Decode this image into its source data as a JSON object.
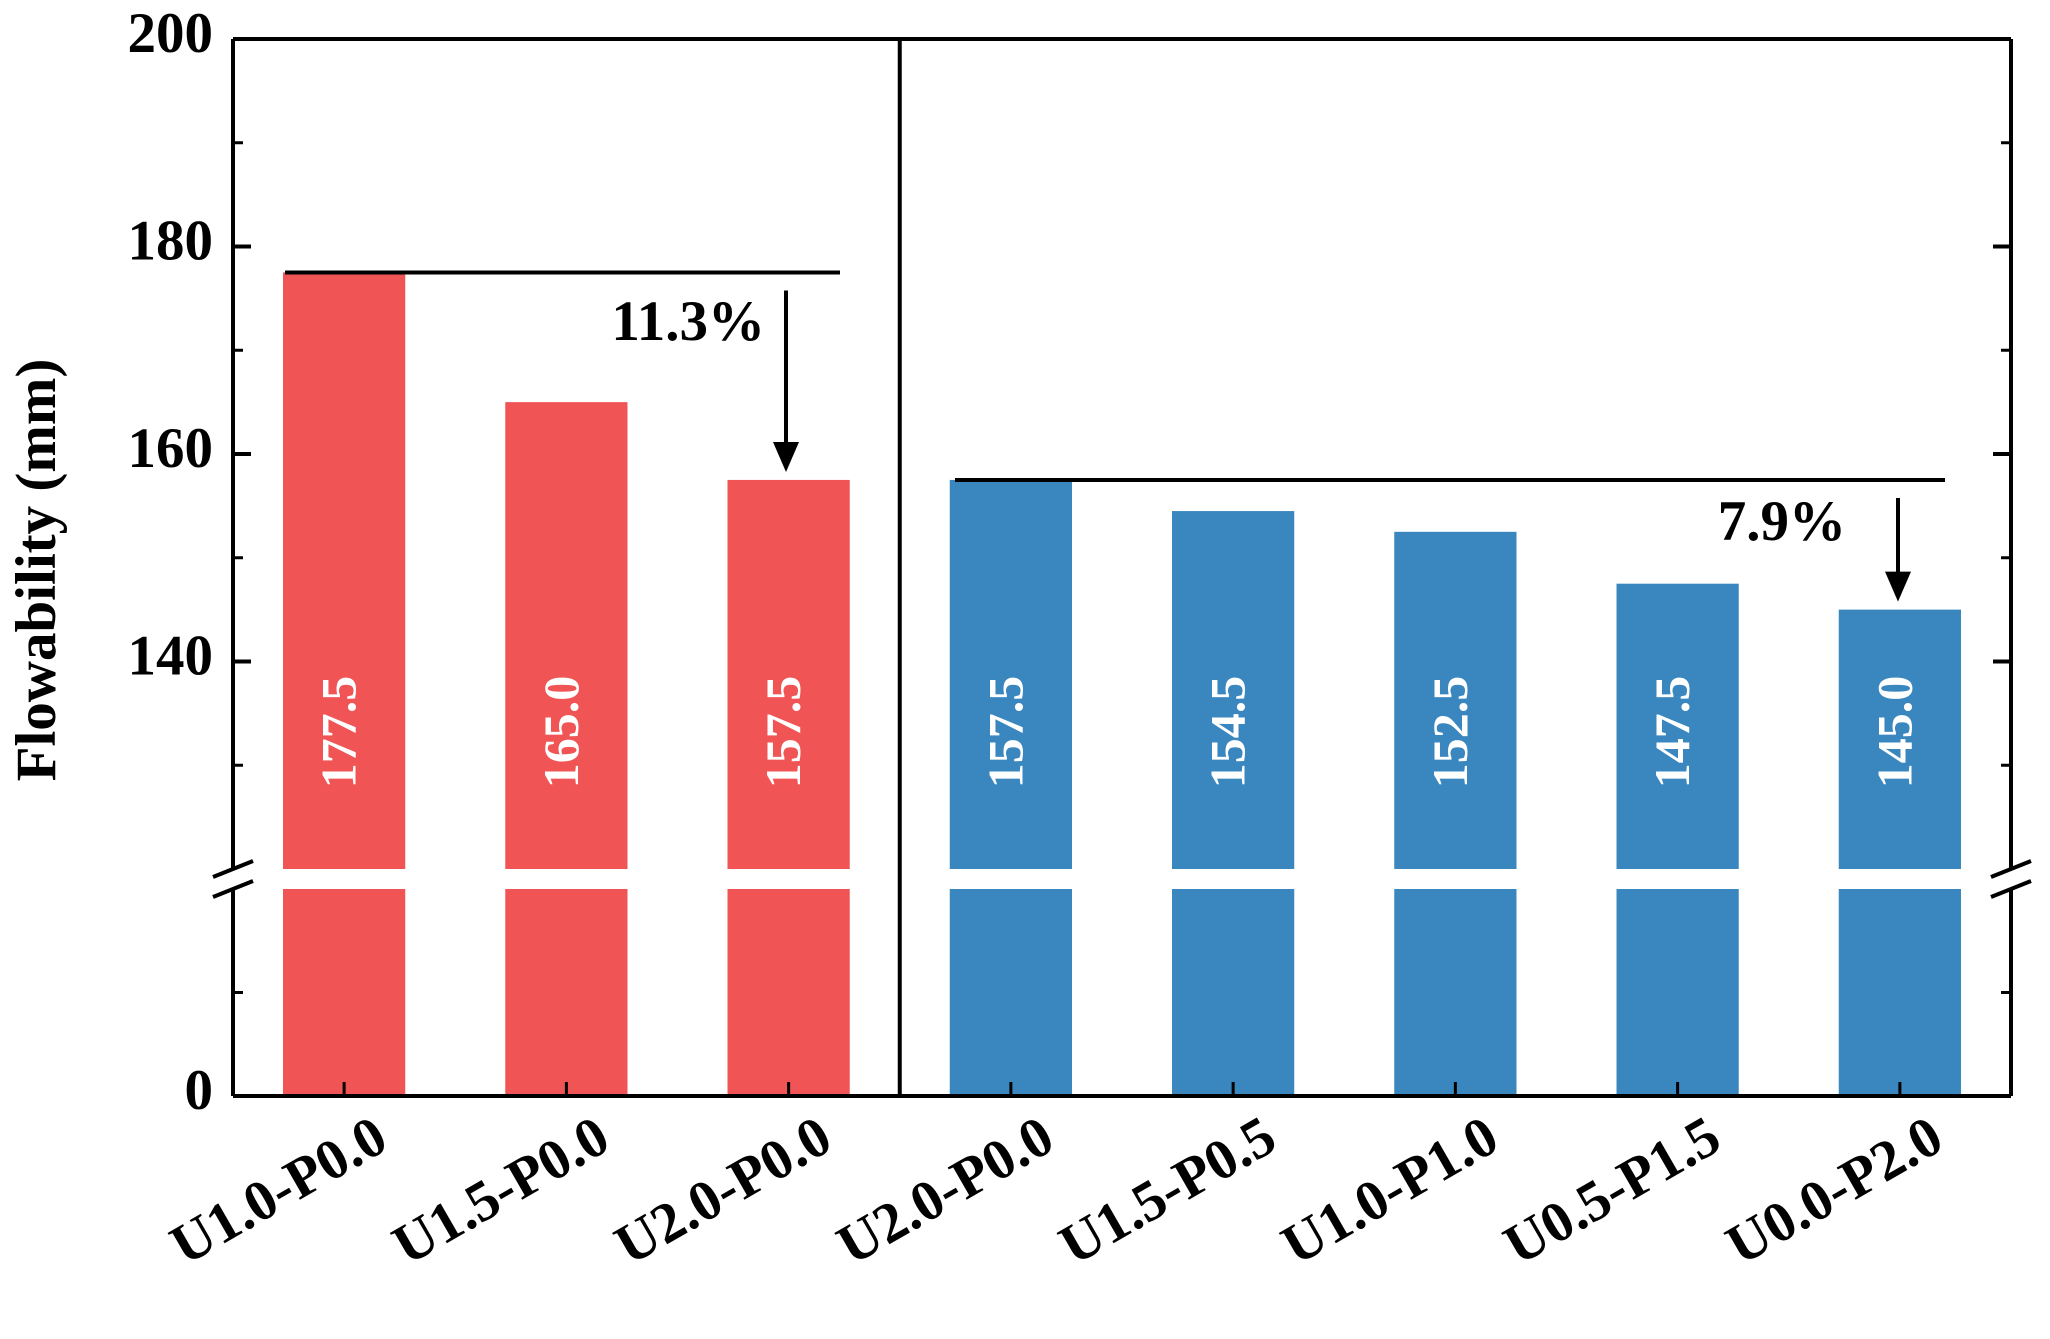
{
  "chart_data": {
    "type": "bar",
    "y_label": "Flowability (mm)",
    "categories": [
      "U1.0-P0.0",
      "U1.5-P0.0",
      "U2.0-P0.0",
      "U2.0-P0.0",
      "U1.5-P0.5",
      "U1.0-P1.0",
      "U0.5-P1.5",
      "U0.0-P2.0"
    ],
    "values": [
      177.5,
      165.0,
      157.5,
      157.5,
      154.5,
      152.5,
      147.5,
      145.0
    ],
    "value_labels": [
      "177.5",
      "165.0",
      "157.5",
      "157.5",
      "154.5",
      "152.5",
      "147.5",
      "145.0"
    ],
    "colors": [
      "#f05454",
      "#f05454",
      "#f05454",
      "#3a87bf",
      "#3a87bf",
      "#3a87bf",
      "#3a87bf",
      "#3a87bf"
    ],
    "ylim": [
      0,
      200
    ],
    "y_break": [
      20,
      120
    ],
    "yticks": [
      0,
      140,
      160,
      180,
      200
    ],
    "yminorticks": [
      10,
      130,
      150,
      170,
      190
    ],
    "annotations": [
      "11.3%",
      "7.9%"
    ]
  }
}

---

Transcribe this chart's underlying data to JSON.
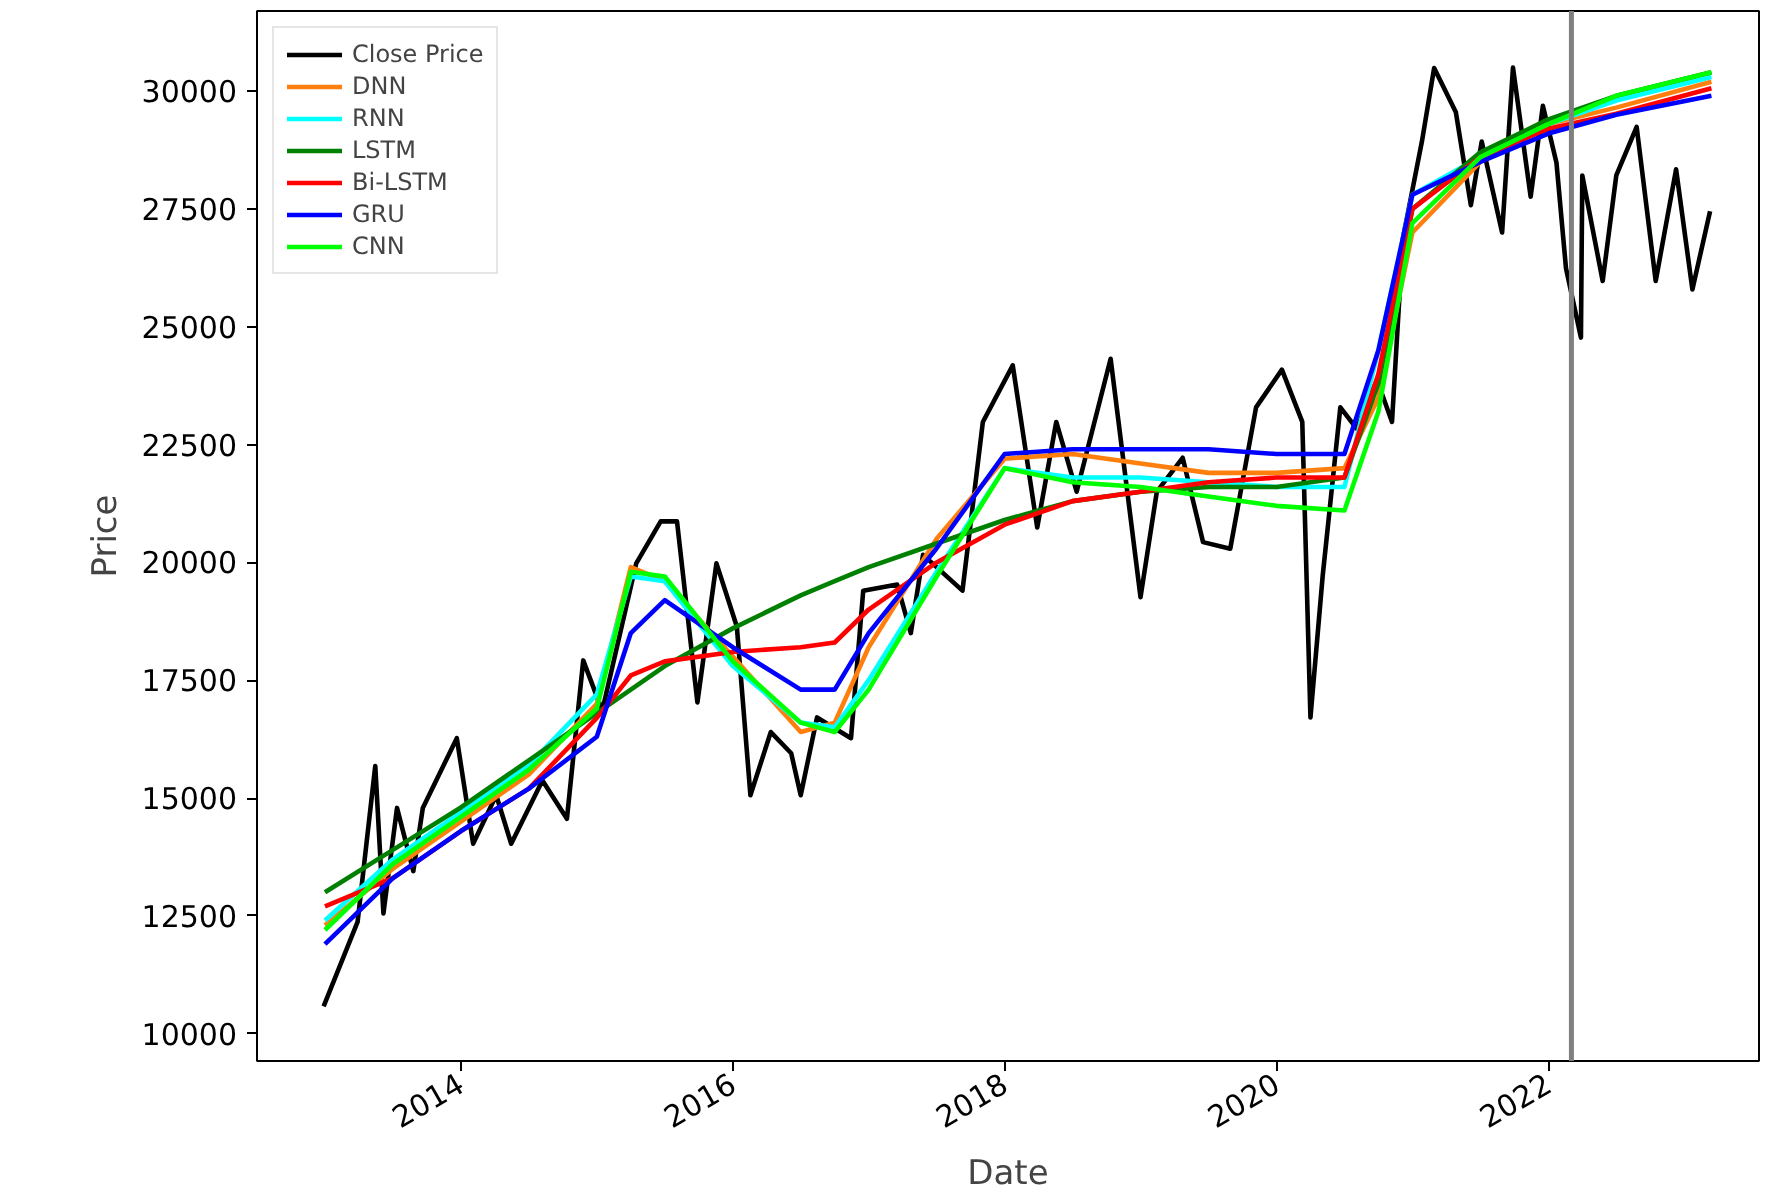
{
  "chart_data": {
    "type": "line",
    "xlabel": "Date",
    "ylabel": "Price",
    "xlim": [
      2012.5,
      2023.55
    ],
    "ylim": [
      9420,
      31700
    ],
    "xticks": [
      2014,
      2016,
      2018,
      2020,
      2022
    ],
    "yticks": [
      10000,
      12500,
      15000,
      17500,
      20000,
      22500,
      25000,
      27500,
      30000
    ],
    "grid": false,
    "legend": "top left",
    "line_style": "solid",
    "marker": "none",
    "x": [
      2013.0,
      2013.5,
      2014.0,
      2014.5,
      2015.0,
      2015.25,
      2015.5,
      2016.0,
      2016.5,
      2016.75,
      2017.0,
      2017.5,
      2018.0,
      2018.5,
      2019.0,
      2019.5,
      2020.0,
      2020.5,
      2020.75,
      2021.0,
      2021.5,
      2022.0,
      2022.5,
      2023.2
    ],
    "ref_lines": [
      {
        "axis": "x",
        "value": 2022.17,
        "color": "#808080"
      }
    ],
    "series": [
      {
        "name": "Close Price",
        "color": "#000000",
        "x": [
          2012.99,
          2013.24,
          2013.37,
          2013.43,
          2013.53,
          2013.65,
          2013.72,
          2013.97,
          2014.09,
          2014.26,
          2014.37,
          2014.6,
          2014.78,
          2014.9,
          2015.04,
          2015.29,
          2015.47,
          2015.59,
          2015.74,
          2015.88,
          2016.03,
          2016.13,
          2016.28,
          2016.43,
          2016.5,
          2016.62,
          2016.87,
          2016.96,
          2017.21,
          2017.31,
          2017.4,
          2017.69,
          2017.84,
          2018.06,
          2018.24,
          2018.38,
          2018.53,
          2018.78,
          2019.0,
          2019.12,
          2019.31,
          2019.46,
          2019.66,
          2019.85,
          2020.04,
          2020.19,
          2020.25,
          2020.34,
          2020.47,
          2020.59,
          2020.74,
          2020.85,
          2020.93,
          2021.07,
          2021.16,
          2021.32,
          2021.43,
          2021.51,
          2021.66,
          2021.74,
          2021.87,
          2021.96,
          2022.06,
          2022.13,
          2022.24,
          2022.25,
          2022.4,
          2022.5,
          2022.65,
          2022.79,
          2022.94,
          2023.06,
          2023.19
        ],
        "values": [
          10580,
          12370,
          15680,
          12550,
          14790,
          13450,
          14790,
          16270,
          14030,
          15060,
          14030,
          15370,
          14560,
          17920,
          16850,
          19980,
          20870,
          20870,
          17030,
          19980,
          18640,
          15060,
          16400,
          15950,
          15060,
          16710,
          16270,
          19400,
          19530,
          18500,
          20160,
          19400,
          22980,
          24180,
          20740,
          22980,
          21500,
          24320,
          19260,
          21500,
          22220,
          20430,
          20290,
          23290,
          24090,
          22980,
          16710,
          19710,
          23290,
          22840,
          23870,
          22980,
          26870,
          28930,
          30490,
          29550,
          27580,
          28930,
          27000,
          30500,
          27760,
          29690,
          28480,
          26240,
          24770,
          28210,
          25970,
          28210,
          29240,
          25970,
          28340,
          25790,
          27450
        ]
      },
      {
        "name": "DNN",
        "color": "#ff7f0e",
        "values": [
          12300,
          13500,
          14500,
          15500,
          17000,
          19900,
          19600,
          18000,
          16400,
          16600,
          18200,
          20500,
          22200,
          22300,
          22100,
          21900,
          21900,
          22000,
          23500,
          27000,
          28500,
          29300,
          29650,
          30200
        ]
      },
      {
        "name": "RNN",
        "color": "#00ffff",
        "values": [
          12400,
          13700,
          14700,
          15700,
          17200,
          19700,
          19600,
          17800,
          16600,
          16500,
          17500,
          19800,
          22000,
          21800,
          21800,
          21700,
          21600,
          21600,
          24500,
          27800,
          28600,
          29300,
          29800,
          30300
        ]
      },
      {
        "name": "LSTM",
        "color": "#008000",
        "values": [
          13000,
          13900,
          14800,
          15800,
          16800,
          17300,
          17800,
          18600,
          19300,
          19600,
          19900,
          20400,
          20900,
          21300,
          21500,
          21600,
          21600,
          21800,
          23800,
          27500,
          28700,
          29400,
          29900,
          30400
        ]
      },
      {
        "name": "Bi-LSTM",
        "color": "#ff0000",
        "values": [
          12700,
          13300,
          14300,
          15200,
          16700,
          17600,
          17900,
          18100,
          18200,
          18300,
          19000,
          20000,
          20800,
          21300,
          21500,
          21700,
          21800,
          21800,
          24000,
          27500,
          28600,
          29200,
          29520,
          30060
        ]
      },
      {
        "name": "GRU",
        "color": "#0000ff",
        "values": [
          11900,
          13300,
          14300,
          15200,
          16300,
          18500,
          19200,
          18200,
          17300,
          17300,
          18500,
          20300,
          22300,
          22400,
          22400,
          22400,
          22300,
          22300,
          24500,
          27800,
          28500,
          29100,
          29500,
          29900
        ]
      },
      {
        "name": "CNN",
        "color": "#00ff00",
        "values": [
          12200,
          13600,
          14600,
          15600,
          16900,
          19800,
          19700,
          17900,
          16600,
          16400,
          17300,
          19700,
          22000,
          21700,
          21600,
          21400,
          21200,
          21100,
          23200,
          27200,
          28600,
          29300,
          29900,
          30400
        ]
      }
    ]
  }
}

**What the task asks**
Copy each line that holds the word "name".

**Exercise output**
        "name": "Close Price",
        "name": "DNN",
        "name": "RNN",
        "name": "LSTM",
        "name": "Bi-LSTM",
        "name": "GRU",
        "name": "CNN",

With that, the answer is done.